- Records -

********

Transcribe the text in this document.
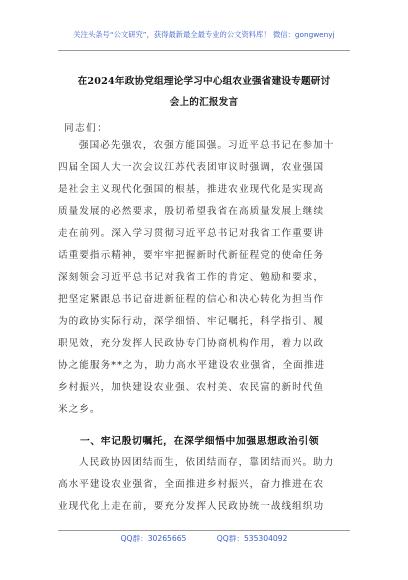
关注头条号“公文研究”，获得最新最全最专业的公文资料库！ 微信：gongwenyj
在2024年政协党组理论学习中心组农业强省建设专题研讨
会上的汇报发言
同志们：
强国必先强农，农强方能国强。习近平总书记在参加十
四届全国人大一次会议江苏代表团审议时强调，农业强国
是社会主义现代化强国的根基，推进农业现代化是实现高
质量发展的必然要求，殷切希望我省在高质量发展上继续
走在前列。深入学习贯彻习近平总书记对我省工作重要讲
话重要指示精神，要牢牢把握新时代新征程党的使命任务
深刻领会习近平总书记对我省工作的肯定、勉励和要求，
把坚定紧跟总书记奋进新征程的信心和决心转化为担当作
为的政协实际行动，深学细悟、牢记嘱托，科学指引、履
职见效，充分发挥人民政协专门协商机构作用，着力以政
协之能服务**之为，助力高水平建设农业强省，全面推进
乡村振兴，加快建设农业强、农村美、农民富的新时代鱼
米之乡。
一、牢记殷切嘱托，在深学细悟中加强思想政治引领
人民政协因团结而生，依团结而存，靠团结而兴。助力
高水平建设农业强省，全面推进乡村振兴，奋力推进在农
业现代化上走在前，要充分发挥人民政协统一战线组织功
QQ群：30265665	QQ群：535304092
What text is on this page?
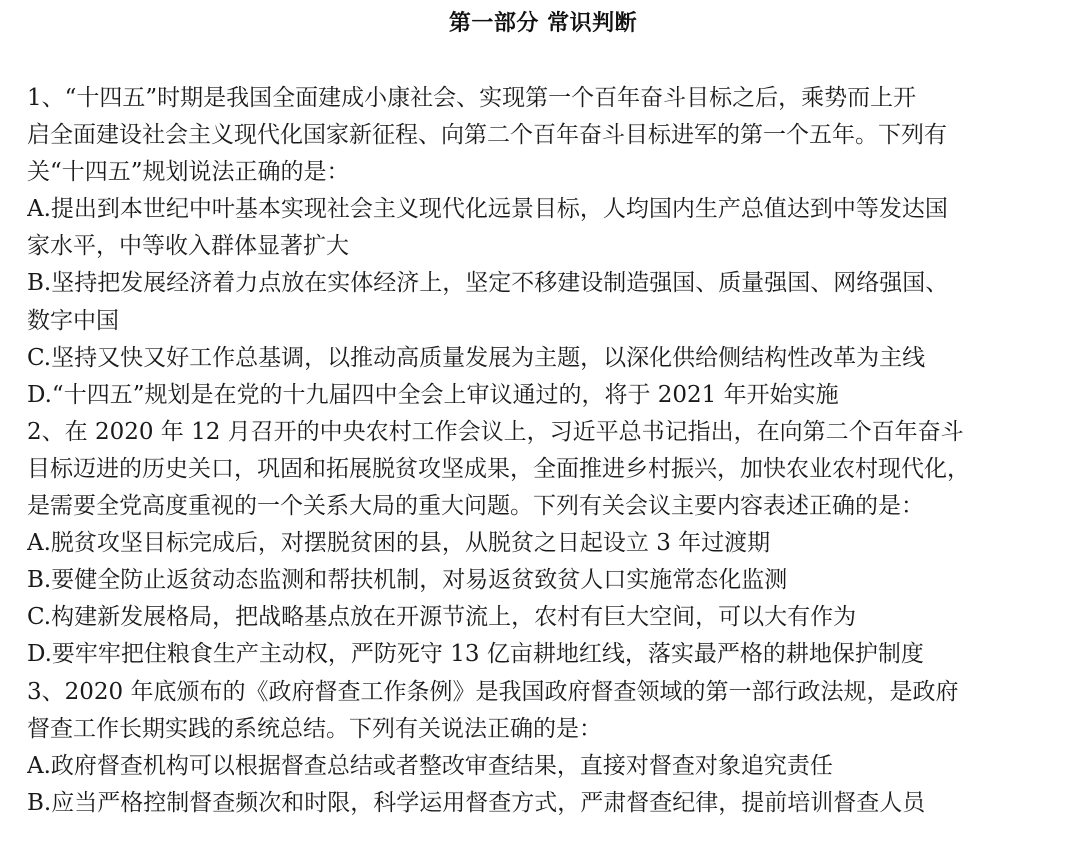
第一部分 常识判断
1、“十四五”时期是我国全面建成小康社会、实现第一个百年奋斗目标之后，乘势而上开
启全面建设社会主义现代化国家新征程、向第二个百年奋斗目标进军的第一个五年。下列有
关“十四五”规划说法正确的是：
A.提出到本世纪中叶基本实现社会主义现代化远景目标，人均国内生产总值达到中等发达国
家水平，中等收入群体显著扩大
B.坚持把发展经济着力点放在实体经济上，坚定不移建设制造强国、质量强国、网络强国、
数字中国
C.坚持又快又好工作总基调，以推动高质量发展为主题，以深化供给侧结构性改革为主线
D.“十四五”规划是在党的十九届四中全会上审议通过的，将于 2021 年开始实施
2、在 2020 年 12 月召开的中央农村工作会议上，习近平总书记指出，在向第二个百年奋斗
目标迈进的历史关口，巩固和拓展脱贫攻坚成果，全面推进乡村振兴，加快农业农村现代化，
是需要全党高度重视的一个关系大局的重大问题。下列有关会议主要内容表述正确的是：
A.脱贫攻坚目标完成后，对摆脱贫困的县，从脱贫之日起设立 3 年过渡期
B.要健全防止返贫动态监测和帮扶机制，对易返贫致贫人口实施常态化监测
C.构建新发展格局，把战略基点放在开源节流上，农村有巨大空间，可以大有作为
D.要牢牢把住粮食生产主动权，严防死守 13 亿亩耕地红线，落实最严格的耕地保护制度
3、2020 年底颁布的《政府督查工作条例》是我国政府督查领域的第一部行政法规，是政府
督查工作长期实践的系统总结。下列有关说法正确的是：
A.政府督查机构可以根据督查总结或者整改审查结果，直接对督查对象追究责任
B.应当严格控制督查频次和时限，科学运用督查方式，严肃督查纪律，提前培训督查人员
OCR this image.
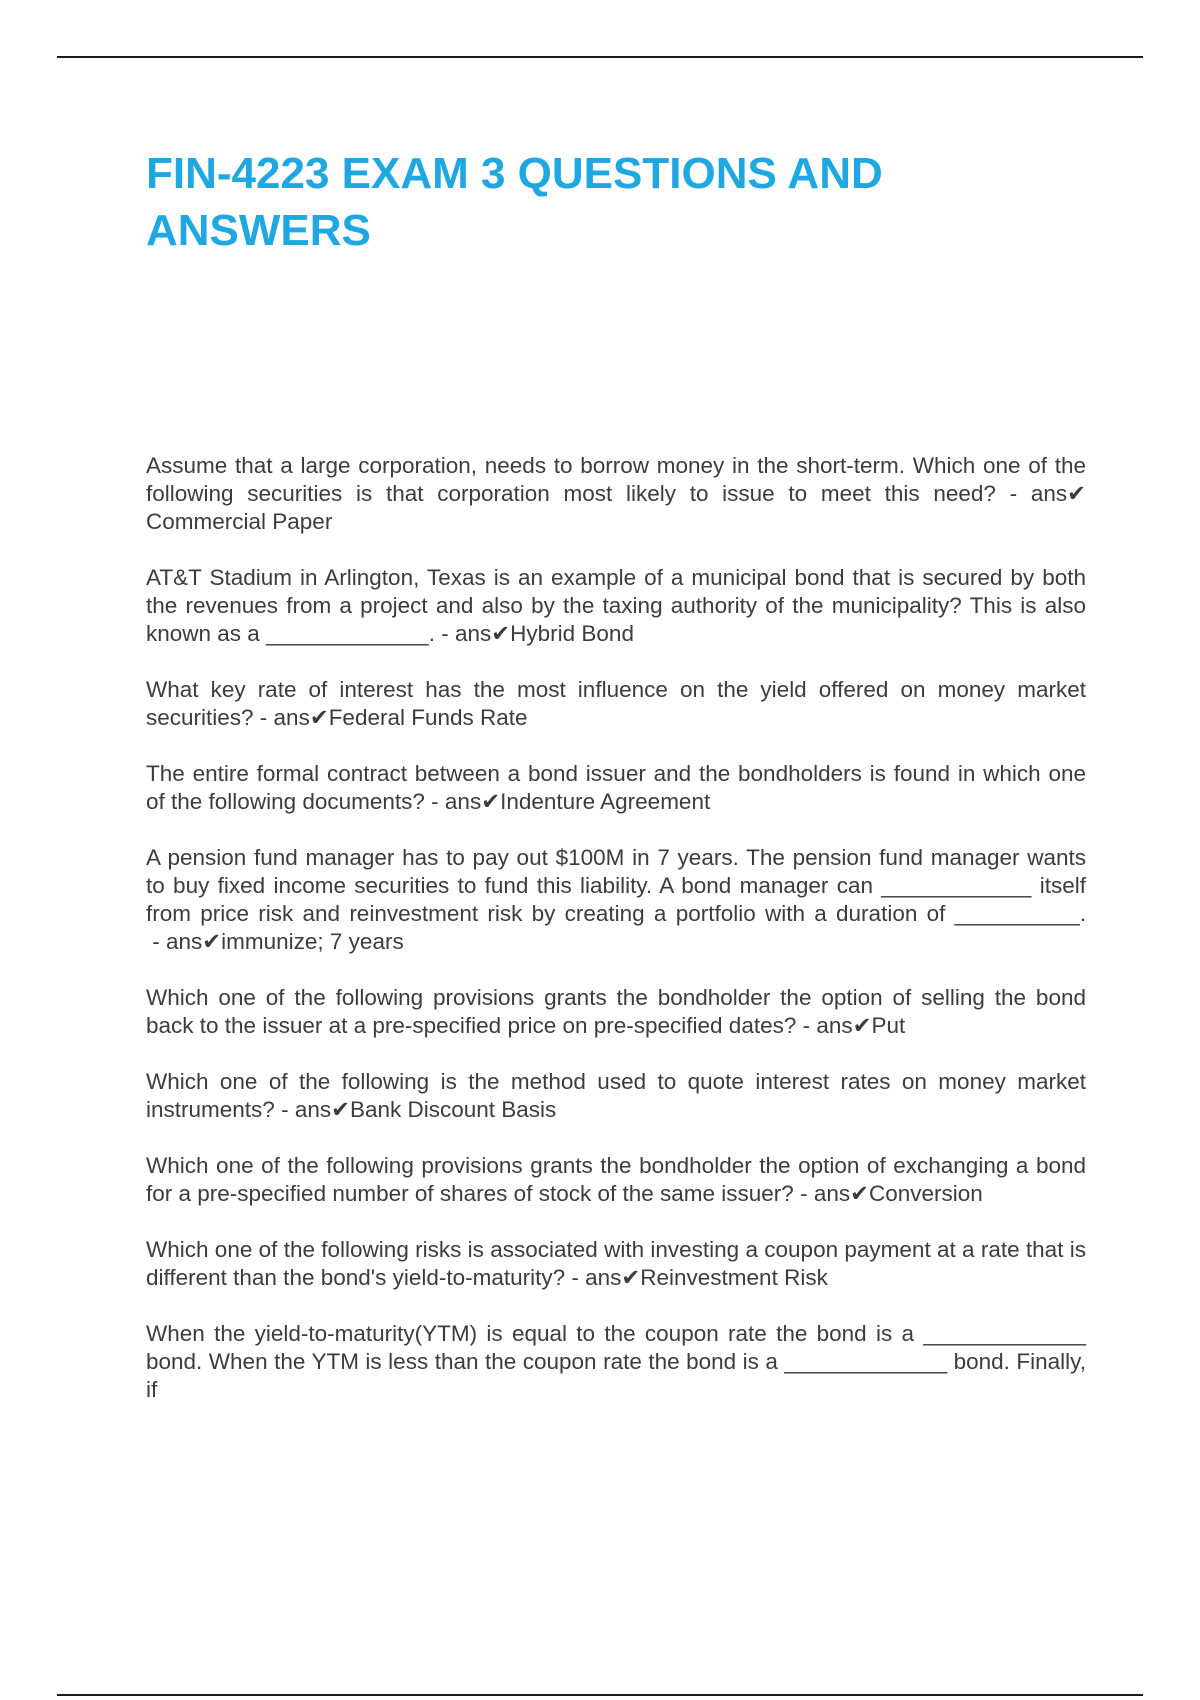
FIN-4223 EXAM 3 QUESTIONS AND ANSWERS

Assume that a large corporation, needs to borrow money in the short-term. Which one of the following securities is that corporation most likely to issue to meet this need? - ans✔Commercial Paper

AT&T Stadium in Arlington, Texas is an example of a municipal bond that is secured by both the revenues from a project and also by the taxing authority of the municipality? This is also known as a _____________. - ans✔Hybrid Bond

What key rate of interest has the most influence on the yield offered on money market securities? - ans✔Federal Funds Rate

The entire formal contract between a bond issuer and the bondholders is found in which one of the following documents? - ans✔Indenture Agreement

A pension fund manager has to pay out $100M in 7 years. The pension fund manager wants to buy fixed income securities to fund this liability. A bond manager can ____________ itself from price risk and reinvestment risk by creating a portfolio with a duration of __________. - ans✔immunize; 7 years

Which one of the following provisions grants the bondholder the option of selling the bond back to the issuer at a pre-specified price on pre-specified dates? - ans✔Put

Which one of the following is the method used to quote interest rates on money market instruments? - ans✔Bank Discount Basis

Which one of the following provisions grants the bondholder the option of exchanging a bond for a pre-specified number of shares of stock of the same issuer? - ans✔Conversion

Which one of the following risks is associated with investing a coupon payment at a rate that is different than the bond's yield-to-maturity? - ans✔Reinvestment Risk

When the yield-to-maturity(YTM) is equal to the coupon rate the bond is a _____________ bond. When the YTM is less than the coupon rate the bond is a _____________ bond. Finally, if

********

- What you should do -
Reproduce the material word for word, minus the images.

- Final answer -
Transcribe the text in this document.
关注头条号“公文研究”，获得最新最全最专业的公文资料库！ 微信：gongwenyj
在2024年政协党组理论学习中心组农业强省建设专题研讨
会上的汇报发言
同志们：
强国必先强农，农强方能国强。习近平总书记在参加十
四届全国人大一次会议江苏代表团审议时强调，农业强国
是社会主义现代化强国的根基，推进农业现代化是实现高
质量发展的必然要求，殷切希望我省在高质量发展上继续
走在前列。深入学习贯彻习近平总书记对我省工作重要讲
话重要指示精神，要牢牢把握新时代新征程党的使命任务
深刻领会习近平总书记对我省工作的肯定、勉励和要求，
把坚定紧跟总书记奋进新征程的信心和决心转化为担当作
为的政协实际行动，深学细悟、牢记嘱托，科学指引、履
职见效，充分发挥人民政协专门协商机构作用，着力以政
协之能服务**之为，助力高水平建设农业强省，全面推进
乡村振兴，加快建设农业强、农村美、农民富的新时代鱼
米之乡。
一、牢记殷切嘱托，在深学细悟中加强思想政治引领
人民政协因团结而生，依团结而存，靠团结而兴。助力
高水平建设农业强省，全面推进乡村振兴，奋力推进在农
业现代化上走在前，要充分发挥人民政协统一战线组织功
QQ群：30265665	QQ群：535304092
What text is on this page?
第一部分 常识判断
1、“十四五”时期是我国全面建成小康社会、实现第一个百年奋斗目标之后，乘势而上开
启全面建设社会主义现代化国家新征程、向第二个百年奋斗目标进军的第一个五年。下列有
关“十四五”规划说法正确的是：
A.提出到本世纪中叶基本实现社会主义现代化远景目标，人均国内生产总值达到中等发达国
家水平，中等收入群体显著扩大
B.坚持把发展经济着力点放在实体经济上，坚定不移建设制造强国、质量强国、网络强国、
数字中国
C.坚持又快又好工作总基调，以推动高质量发展为主题，以深化供给侧结构性改革为主线
D.“十四五”规划是在党的十九届四中全会上审议通过的，将于 2021 年开始实施
2、在 2020 年 12 月召开的中央农村工作会议上，习近平总书记指出，在向第二个百年奋斗
目标迈进的历史关口，巩固和拓展脱贫攻坚成果，全面推进乡村振兴，加快农业农村现代化，
是需要全党高度重视的一个关系大局的重大问题。下列有关会议主要内容表述正确的是：
A.脱贫攻坚目标完成后，对摆脱贫困的县，从脱贫之日起设立 3 年过渡期
B.要健全防止返贫动态监测和帮扶机制，对易返贫致贫人口实施常态化监测
C.构建新发展格局，把战略基点放在开源节流上，农村有巨大空间，可以大有作为
D.要牢牢把住粮食生产主动权，严防死守 13 亿亩耕地红线，落实最严格的耕地保护制度
3、2020 年底颁布的《政府督查工作条例》是我国政府督查领域的第一部行政法规，是政府
督查工作长期实践的系统总结。下列有关说法正确的是：
A.政府督查机构可以根据督查总结或者整改审查结果，直接对督查对象追究责任
B.应当严格控制督查频次和时限，科学运用督查方式，严肃督查纪律，提前培训督查人员
OCR this image.
FIN-4223 EXAM 3 QUESTIONS AND ANSWERS

Assume that a large corporation, needs to borrow money in the short-term. Which one of the following securities is that corporation most likely to issue to meet this need? - ans✔Commercial Paper

AT&T Stadium in Arlington, Texas is an example of a municipal bond that is secured by both the revenues from a project and also by the taxing authority of the municipality? This is also known as a _____________. - ans✔Hybrid Bond

What key rate of interest has the most influence on the yield offered on money market securities? - ans✔Federal Funds Rate

The entire formal contract between a bond issuer and the bondholders is found in which one of the following documents? - ans✔Indenture Agreement

A pension fund manager has to pay out $100M in 7 years. The pension fund manager wants to buy fixed income securities to fund this liability. A bond manager can ____________ itself from price risk and reinvestment risk by creating a portfolio with a duration of __________. - ans✔immunize; 7 years

Which one of the following provisions grants the bondholder the option of selling the bond back to the issuer at a pre-specified price on pre-specified dates? - ans✔Put

Which one of the following is the method used to quote interest rates on money market instruments? - ans✔Bank Discount Basis

Which one of the following provisions grants the bondholder the option of exchanging a bond for a pre-specified number of shares of stock of the same issuer? - ans✔Conversion

Which one of the following risks is associated with investing a coupon payment at a rate that is different than the bond's yield-to-maturity? - ans✔Reinvestment Risk

When the yield-to-maturity(YTM) is equal to the coupon rate the bond is a _____________ bond. When the YTM is less than the coupon rate the bond is a _____________ bond. Finally, if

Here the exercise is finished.